(Dataset records)
■ ■ ■ ■

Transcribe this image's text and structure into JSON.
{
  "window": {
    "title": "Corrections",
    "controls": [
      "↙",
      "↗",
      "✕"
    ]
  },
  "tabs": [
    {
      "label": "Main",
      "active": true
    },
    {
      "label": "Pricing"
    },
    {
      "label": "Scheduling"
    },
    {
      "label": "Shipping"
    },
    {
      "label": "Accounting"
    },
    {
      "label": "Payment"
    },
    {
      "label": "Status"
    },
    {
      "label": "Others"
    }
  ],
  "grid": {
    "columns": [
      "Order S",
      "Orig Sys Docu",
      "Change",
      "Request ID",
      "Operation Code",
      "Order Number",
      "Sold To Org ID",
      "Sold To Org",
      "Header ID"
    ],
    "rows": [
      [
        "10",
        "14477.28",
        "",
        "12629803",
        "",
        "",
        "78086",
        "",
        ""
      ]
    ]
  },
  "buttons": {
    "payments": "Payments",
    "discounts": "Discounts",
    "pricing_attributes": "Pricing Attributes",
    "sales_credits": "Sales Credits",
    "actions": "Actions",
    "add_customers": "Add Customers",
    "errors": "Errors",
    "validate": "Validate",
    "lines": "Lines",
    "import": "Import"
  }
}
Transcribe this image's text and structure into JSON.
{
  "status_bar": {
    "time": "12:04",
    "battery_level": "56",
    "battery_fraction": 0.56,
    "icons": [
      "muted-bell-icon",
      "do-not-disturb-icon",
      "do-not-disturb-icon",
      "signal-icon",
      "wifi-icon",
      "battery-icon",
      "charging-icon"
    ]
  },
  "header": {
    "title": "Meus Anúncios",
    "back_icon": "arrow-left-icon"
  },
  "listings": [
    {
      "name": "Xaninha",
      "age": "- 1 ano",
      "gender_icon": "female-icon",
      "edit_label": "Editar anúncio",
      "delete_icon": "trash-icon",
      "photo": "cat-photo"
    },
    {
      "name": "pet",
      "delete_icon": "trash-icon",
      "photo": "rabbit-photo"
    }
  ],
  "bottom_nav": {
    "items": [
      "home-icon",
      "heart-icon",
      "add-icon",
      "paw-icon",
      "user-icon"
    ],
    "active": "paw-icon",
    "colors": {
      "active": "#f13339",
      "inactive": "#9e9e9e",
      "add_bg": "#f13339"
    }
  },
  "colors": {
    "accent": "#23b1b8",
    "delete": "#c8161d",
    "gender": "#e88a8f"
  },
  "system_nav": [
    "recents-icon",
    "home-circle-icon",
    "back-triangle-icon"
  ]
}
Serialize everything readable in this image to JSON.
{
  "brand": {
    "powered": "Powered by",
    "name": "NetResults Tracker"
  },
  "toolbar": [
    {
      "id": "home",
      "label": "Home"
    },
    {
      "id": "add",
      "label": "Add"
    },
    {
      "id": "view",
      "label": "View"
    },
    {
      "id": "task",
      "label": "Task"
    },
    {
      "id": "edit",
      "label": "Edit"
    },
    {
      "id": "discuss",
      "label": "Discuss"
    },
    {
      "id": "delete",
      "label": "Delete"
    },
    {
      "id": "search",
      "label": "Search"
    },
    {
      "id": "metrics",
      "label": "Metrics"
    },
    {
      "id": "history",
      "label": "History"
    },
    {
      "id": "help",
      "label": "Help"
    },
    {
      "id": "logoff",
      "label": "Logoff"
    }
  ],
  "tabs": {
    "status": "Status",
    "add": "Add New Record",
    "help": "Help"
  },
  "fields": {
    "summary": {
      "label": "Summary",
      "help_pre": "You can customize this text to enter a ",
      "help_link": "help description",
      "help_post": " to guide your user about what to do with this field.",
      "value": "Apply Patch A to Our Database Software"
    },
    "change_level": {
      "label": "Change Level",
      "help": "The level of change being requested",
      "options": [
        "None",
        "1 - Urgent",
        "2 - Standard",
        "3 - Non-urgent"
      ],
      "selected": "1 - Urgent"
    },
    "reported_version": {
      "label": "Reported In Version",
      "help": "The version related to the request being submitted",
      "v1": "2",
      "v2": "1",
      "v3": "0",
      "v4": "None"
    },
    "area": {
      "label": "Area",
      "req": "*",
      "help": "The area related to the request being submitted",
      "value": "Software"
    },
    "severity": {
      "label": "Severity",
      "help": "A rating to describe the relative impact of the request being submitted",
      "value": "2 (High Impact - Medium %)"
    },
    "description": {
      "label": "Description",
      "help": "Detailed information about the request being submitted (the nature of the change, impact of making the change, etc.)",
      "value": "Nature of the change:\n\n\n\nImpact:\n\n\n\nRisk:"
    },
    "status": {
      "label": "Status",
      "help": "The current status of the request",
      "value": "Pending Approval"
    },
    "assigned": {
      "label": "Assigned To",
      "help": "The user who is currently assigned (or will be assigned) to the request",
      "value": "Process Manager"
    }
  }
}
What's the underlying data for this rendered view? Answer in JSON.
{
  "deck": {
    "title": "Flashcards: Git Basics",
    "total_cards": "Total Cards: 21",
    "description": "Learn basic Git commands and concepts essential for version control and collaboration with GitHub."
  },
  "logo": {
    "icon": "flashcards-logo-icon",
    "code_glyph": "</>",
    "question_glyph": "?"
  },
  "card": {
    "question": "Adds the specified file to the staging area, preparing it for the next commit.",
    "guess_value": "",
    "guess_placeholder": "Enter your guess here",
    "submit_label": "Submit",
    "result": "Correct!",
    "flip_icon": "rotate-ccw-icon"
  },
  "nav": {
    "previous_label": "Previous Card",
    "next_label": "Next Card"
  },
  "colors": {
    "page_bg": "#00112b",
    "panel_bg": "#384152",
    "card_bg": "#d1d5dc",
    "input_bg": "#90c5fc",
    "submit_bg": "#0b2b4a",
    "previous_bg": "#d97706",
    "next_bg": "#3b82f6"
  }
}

■ ■ ■ ■

▸ EXERCISE DIRECTIONS
Reproduce, word for word, every line starting at the line that contains "What's the underlying" and ending with the final line of the entries.

▸ SOLUTION
What's the underlying data for this rendered view? Answer in JSON.
{
  "deck": {
    "title": "Flashcards: Git Basics",
    "total_cards": "Total Cards: 21",
    "description": "Learn basic Git commands and concepts essential for version control and collaboration with GitHub."
  },
  "logo": {
    "icon": "flashcards-logo-icon",
    "code_glyph": "</>",
    "question_glyph": "?"
  },
  "card": {
    "question": "Adds the specified file to the staging area, preparing it for the next commit.",
    "guess_value": "",
    "guess_placeholder": "Enter your guess here",
    "submit_label": "Submit",
    "result": "Correct!",
    "flip_icon": "rotate-ccw-icon"
  },
  "nav": {
    "previous_label": "Previous Card",
    "next_label": "Next Card"
  },
  "colors": {
    "page_bg": "#00112b",
    "panel_bg": "#384152",
    "card_bg": "#d1d5dc",
    "input_bg": "#90c5fc",
    "submit_bg": "#0b2b4a",
    "previous_bg": "#d97706",
    "next_bg": "#3b82f6"
  }
}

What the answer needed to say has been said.